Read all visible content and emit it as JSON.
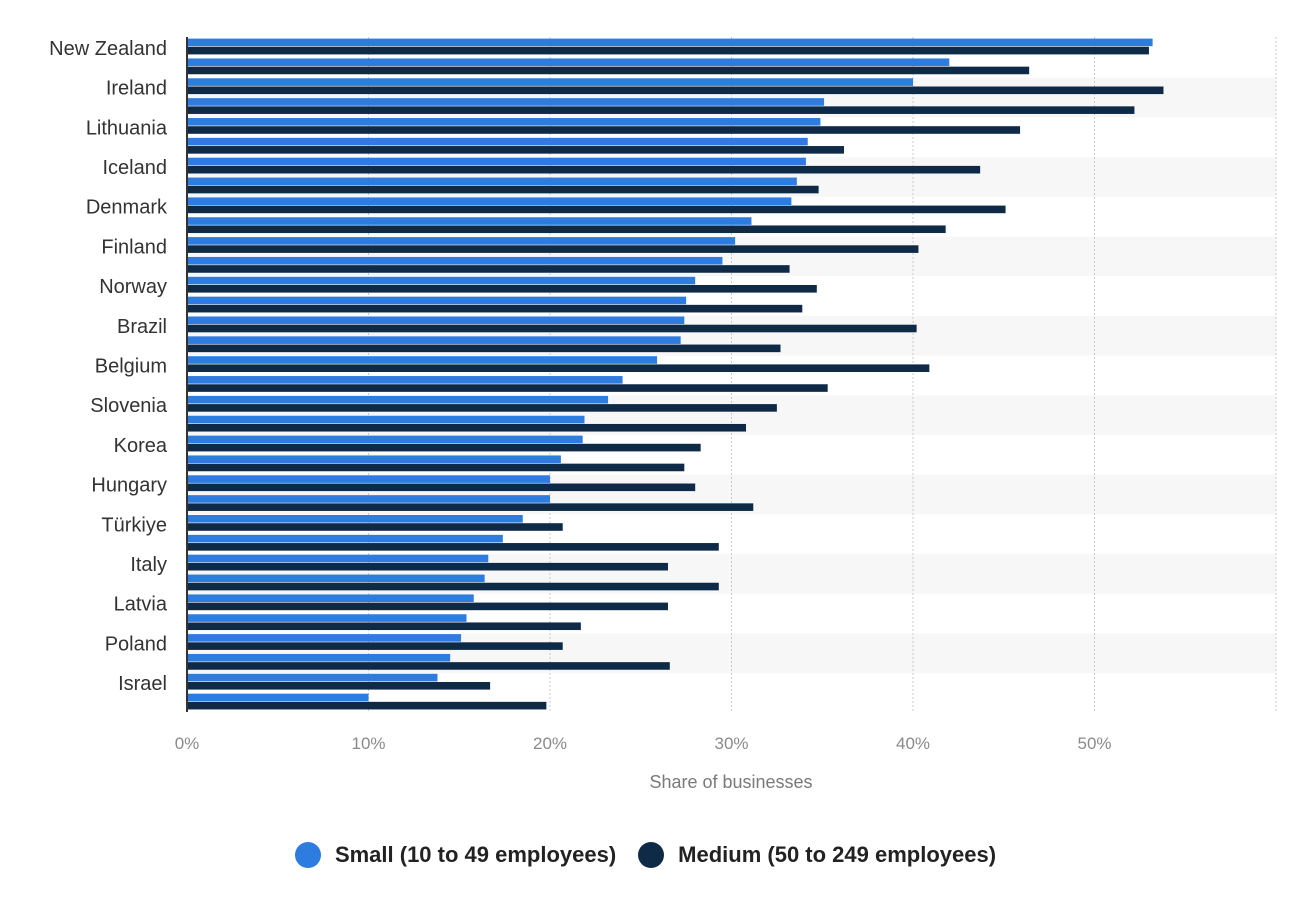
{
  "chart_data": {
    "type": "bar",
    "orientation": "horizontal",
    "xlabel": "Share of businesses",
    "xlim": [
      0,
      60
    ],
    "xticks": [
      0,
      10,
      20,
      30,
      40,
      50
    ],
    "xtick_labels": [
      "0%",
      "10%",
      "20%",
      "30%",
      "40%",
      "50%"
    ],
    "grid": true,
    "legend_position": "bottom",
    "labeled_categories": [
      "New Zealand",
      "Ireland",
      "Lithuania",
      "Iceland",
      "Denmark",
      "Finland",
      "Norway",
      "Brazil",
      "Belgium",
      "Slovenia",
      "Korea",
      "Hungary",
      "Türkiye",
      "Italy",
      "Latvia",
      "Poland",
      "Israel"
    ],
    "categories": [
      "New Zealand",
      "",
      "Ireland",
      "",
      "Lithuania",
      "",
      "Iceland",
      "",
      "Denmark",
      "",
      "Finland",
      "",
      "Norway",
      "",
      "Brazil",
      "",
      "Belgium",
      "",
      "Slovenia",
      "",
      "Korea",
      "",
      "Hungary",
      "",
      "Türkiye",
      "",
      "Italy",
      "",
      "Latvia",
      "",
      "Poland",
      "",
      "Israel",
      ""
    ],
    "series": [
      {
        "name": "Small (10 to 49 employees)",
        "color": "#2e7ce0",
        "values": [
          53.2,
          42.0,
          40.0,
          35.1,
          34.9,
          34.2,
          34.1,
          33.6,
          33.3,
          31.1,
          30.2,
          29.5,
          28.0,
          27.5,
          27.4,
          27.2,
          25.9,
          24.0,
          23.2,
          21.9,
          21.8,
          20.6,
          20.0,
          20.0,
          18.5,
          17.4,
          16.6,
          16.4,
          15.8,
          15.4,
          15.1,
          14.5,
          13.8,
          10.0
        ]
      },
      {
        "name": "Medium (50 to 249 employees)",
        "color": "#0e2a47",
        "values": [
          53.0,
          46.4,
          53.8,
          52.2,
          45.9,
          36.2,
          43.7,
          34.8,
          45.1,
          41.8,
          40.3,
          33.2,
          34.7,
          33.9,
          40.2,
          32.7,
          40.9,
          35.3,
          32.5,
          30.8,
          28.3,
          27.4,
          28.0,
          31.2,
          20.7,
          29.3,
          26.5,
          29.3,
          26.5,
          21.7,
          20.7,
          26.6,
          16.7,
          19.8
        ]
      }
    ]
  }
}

————

List every line in the records above that contains the word "name".

        "name": "Small (10 to 49 employees)",
        "name": "Medium (50 to 249 employees)",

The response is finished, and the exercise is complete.